In your copy, include every line of the listing below exactly but none of the pictures.

(The data):
▼▼▼
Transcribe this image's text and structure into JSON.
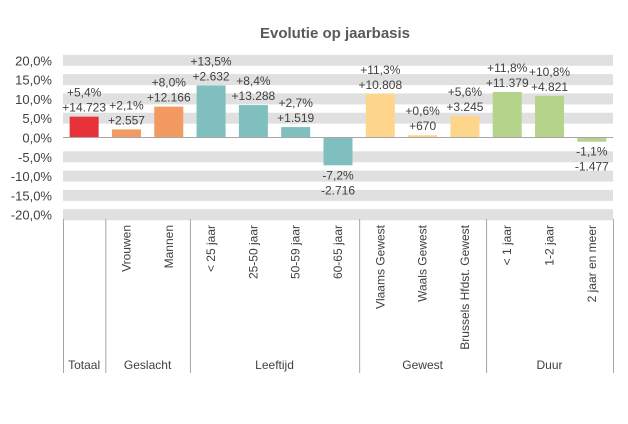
{
  "chart_data": {
    "type": "bar",
    "title": "Evolutie op jaarbasis",
    "xlabel": "",
    "ylabel": "",
    "ylim": [
      -20,
      20
    ],
    "yticks": [
      20,
      15,
      10,
      5,
      0,
      -5,
      -10,
      -15,
      -20
    ],
    "ytick_labels": [
      "20,0%",
      "15,0%",
      "10,0%",
      "5,0%",
      "0,0%",
      "-5,0%",
      "-10,0%",
      "-15,0%",
      "-20,0%"
    ],
    "grid": true,
    "legend": "none",
    "categories": [
      "Totaal",
      "Vrouwen",
      "Mannen",
      "< 25 jaar",
      "25-50 jaar",
      "50-59 jaar",
      "60-65 jaar",
      "Vlaams Gewest",
      "Waals Gewest",
      "Brussels Hfdst. Gewest",
      "< 1 jaar",
      "1-2 jaar",
      "2 jaar en meer"
    ],
    "values": [
      5.4,
      2.1,
      8.0,
      13.5,
      8.4,
      2.7,
      -7.2,
      11.3,
      0.6,
      5.6,
      11.8,
      10.8,
      -1.1
    ],
    "pct_labels": [
      "+5,4%",
      "+2,1%",
      "+8,0%",
      "+13,5%",
      "+8,4%",
      "+2,7%",
      "-7,2%",
      "+11,3%",
      "+0,6%",
      "+5,6%",
      "+11,8%",
      "+10,8%",
      "-1,1%"
    ],
    "abs_labels": [
      "+14.723",
      "+2.557",
      "+12.166",
      "+2.632",
      "+13.288",
      "+1.519",
      "-2.716",
      "+10.808",
      "+670",
      "+3.245",
      "+11.379",
      "+4.821",
      "-1.477"
    ],
    "absolute_changes": [
      14723,
      2557,
      12166,
      2632,
      13288,
      1519,
      -2716,
      10808,
      670,
      3245,
      11379,
      4821,
      -1477
    ],
    "groups": [
      {
        "label": "Totaal",
        "start": 0,
        "count": 1,
        "color": "#E8323A"
      },
      {
        "label": "Geslacht",
        "start": 1,
        "count": 2,
        "color": "#F29A5F"
      },
      {
        "label": "Leeftijd",
        "start": 3,
        "count": 4,
        "color": "#7FBFBF"
      },
      {
        "label": "Gewest",
        "start": 7,
        "count": 3,
        "color": "#FDD68C"
      },
      {
        "label": "Duur",
        "start": 10,
        "count": 3,
        "color": "#B5D38A"
      }
    ]
  },
  "colors": {
    "band": "#E0E0E0",
    "axis": "#A6A6A6",
    "text": "#404040",
    "title": "#595959"
  }
}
▲▲▲
(Answer for the task):
Transcribe this image's text and structure into JSON.
{
  "chart_data": {
    "type": "bar",
    "title": "Evolutie op jaarbasis",
    "xlabel": "",
    "ylabel": "",
    "ylim": [
      -20,
      20
    ],
    "yticks": [
      20,
      15,
      10,
      5,
      0,
      -5,
      -10,
      -15,
      -20
    ],
    "ytick_labels": [
      "20,0%",
      "15,0%",
      "10,0%",
      "5,0%",
      "0,0%",
      "-5,0%",
      "-10,0%",
      "-15,0%",
      "-20,0%"
    ],
    "grid": true,
    "legend": "none",
    "categories": [
      "Totaal",
      "Vrouwen",
      "Mannen",
      "< 25 jaar",
      "25-50 jaar",
      "50-59 jaar",
      "60-65 jaar",
      "Vlaams Gewest",
      "Waals Gewest",
      "Brussels Hfdst. Gewest",
      "< 1 jaar",
      "1-2 jaar",
      "2 jaar en meer"
    ],
    "values": [
      5.4,
      2.1,
      8.0,
      13.5,
      8.4,
      2.7,
      -7.2,
      11.3,
      0.6,
      5.6,
      11.8,
      10.8,
      -1.1
    ],
    "pct_labels": [
      "+5,4%",
      "+2,1%",
      "+8,0%",
      "+13,5%",
      "+8,4%",
      "+2,7%",
      "-7,2%",
      "+11,3%",
      "+0,6%",
      "+5,6%",
      "+11,8%",
      "+10,8%",
      "-1,1%"
    ],
    "abs_labels": [
      "+14.723",
      "+2.557",
      "+12.166",
      "+2.632",
      "+13.288",
      "+1.519",
      "-2.716",
      "+10.808",
      "+670",
      "+3.245",
      "+11.379",
      "+4.821",
      "-1.477"
    ],
    "absolute_changes": [
      14723,
      2557,
      12166,
      2632,
      13288,
      1519,
      -2716,
      10808,
      670,
      3245,
      11379,
      4821,
      -1477
    ],
    "groups": [
      {
        "label": "Totaal",
        "start": 0,
        "count": 1,
        "color": "#E8323A"
      },
      {
        "label": "Geslacht",
        "start": 1,
        "count": 2,
        "color": "#F29A5F"
      },
      {
        "label": "Leeftijd",
        "start": 3,
        "count": 4,
        "color": "#7FBFBF"
      },
      {
        "label": "Gewest",
        "start": 7,
        "count": 3,
        "color": "#FDD68C"
      },
      {
        "label": "Duur",
        "start": 10,
        "count": 3,
        "color": "#B5D38A"
      }
    ]
  },
  "colors": {
    "band": "#E0E0E0",
    "axis": "#A6A6A6",
    "text": "#404040",
    "title": "#595959"
  }
}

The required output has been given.